> EXERCISE AIM: Exactly reproduce each entry, leaving out nothing.

> Data entries:
==============================
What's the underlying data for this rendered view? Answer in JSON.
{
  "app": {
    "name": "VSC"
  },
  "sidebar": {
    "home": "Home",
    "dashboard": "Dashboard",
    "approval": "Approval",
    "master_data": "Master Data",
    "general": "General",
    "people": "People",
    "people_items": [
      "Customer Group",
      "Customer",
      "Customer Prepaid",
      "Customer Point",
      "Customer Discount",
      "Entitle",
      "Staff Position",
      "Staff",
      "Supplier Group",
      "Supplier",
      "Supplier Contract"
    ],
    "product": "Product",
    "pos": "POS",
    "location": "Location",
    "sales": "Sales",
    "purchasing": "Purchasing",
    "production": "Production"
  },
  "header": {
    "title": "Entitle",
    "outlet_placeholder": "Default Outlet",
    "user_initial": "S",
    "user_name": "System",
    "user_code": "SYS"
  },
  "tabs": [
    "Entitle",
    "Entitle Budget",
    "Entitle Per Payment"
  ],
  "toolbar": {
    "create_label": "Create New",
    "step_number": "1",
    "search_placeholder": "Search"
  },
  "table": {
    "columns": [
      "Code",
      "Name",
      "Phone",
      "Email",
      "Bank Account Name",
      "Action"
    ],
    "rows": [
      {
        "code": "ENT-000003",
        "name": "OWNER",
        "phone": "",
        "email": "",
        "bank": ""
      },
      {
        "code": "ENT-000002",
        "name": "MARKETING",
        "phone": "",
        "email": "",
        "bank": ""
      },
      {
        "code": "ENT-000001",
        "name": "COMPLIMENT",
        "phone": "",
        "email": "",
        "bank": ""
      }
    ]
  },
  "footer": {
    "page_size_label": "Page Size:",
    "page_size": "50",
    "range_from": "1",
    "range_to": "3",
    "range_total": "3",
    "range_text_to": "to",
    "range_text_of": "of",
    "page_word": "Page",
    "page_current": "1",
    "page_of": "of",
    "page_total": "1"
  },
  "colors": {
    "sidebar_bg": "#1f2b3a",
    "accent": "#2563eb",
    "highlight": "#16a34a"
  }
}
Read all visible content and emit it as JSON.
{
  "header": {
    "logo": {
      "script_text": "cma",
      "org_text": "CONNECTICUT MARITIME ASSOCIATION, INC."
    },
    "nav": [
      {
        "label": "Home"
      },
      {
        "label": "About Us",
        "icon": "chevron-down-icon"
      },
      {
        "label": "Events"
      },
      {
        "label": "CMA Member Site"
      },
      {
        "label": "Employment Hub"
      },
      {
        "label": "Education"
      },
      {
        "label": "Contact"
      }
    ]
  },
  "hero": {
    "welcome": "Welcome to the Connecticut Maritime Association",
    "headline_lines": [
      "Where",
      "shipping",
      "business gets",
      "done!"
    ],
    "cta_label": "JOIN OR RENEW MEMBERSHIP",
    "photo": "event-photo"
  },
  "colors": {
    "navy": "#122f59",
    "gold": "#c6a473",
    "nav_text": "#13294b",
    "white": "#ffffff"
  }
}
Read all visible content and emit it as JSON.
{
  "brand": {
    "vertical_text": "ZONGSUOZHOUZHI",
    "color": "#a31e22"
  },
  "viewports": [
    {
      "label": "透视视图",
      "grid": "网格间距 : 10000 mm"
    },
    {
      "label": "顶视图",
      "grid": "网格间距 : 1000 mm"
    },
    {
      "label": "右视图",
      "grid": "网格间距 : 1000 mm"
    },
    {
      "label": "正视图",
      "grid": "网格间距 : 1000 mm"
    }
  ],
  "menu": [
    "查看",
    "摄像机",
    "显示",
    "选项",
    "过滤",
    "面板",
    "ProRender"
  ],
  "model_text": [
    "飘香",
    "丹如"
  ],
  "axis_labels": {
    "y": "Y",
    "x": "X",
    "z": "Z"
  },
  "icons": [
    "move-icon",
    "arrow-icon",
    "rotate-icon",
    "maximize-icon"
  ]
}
==============================
> CORRECT RESPONSE:
What's the underlying data for this rendered view? Answer in JSON.
{
  "app": {
    "name": "VSC"
  },
  "sidebar": {
    "home": "Home",
    "dashboard": "Dashboard",
    "approval": "Approval",
    "master_data": "Master Data",
    "general": "General",
    "people": "People",
    "people_items": [
      "Customer Group",
      "Customer",
      "Customer Prepaid",
      "Customer Point",
      "Customer Discount",
      "Entitle",
      "Staff Position",
      "Staff",
      "Supplier Group",
      "Supplier",
      "Supplier Contract"
    ],
    "product": "Product",
    "pos": "POS",
    "location": "Location",
    "sales": "Sales",
    "purchasing": "Purchasing",
    "production": "Production"
  },
  "header": {
    "title": "Entitle",
    "outlet_placeholder": "Default Outlet",
    "user_initial": "S",
    "user_name": "System",
    "user_code": "SYS"
  },
  "tabs": [
    "Entitle",
    "Entitle Budget",
    "Entitle Per Payment"
  ],
  "toolbar": {
    "create_label": "Create New",
    "step_number": "1",
    "search_placeholder": "Search"
  },
  "table": {
    "columns": [
      "Code",
      "Name",
      "Phone",
      "Email",
      "Bank Account Name",
      "Action"
    ],
    "rows": [
      {
        "code": "ENT-000003",
        "name": "OWNER",
        "phone": "",
        "email": "",
        "bank": ""
      },
      {
        "code": "ENT-000002",
        "name": "MARKETING",
        "phone": "",
        "email": "",
        "bank": ""
      },
      {
        "code": "ENT-000001",
        "name": "COMPLIMENT",
        "phone": "",
        "email": "",
        "bank": ""
      }
    ]
  },
  "footer": {
    "page_size_label": "Page Size:",
    "page_size": "50",
    "range_from": "1",
    "range_to": "3",
    "range_total": "3",
    "range_text_to": "to",
    "range_text_of": "of",
    "page_word": "Page",
    "page_current": "1",
    "page_of": "of",
    "page_total": "1"
  },
  "colors": {
    "sidebar_bg": "#1f2b3a",
    "accent": "#2563eb",
    "highlight": "#16a34a"
  }
}
Read all visible content and emit it as JSON.
{
  "header": {
    "logo": {
      "script_text": "cma",
      "org_text": "CONNECTICUT MARITIME ASSOCIATION, INC."
    },
    "nav": [
      {
        "label": "Home"
      },
      {
        "label": "About Us",
        "icon": "chevron-down-icon"
      },
      {
        "label": "Events"
      },
      {
        "label": "CMA Member Site"
      },
      {
        "label": "Employment Hub"
      },
      {
        "label": "Education"
      },
      {
        "label": "Contact"
      }
    ]
  },
  "hero": {
    "welcome": "Welcome to the Connecticut Maritime Association",
    "headline_lines": [
      "Where",
      "shipping",
      "business gets",
      "done!"
    ],
    "cta_label": "JOIN OR RENEW MEMBERSHIP",
    "photo": "event-photo"
  },
  "colors": {
    "navy": "#122f59",
    "gold": "#c6a473",
    "nav_text": "#13294b",
    "white": "#ffffff"
  }
}
Read all visible content and emit it as JSON.
{
  "brand": {
    "vertical_text": "ZONGSUOZHOUZHI",
    "color": "#a31e22"
  },
  "viewports": [
    {
      "label": "透视视图",
      "grid": "网格间距 : 10000 mm"
    },
    {
      "label": "顶视图",
      "grid": "网格间距 : 1000 mm"
    },
    {
      "label": "右视图",
      "grid": "网格间距 : 1000 mm"
    },
    {
      "label": "正视图",
      "grid": "网格间距 : 1000 mm"
    }
  ],
  "menu": [
    "查看",
    "摄像机",
    "显示",
    "选项",
    "过滤",
    "面板",
    "ProRender"
  ],
  "model_text": [
    "飘香",
    "丹如"
  ],
  "axis_labels": {
    "y": "Y",
    "x": "X",
    "z": "Z"
  },
  "icons": [
    "move-icon",
    "arrow-icon",
    "rotate-icon",
    "maximize-icon"
  ]
}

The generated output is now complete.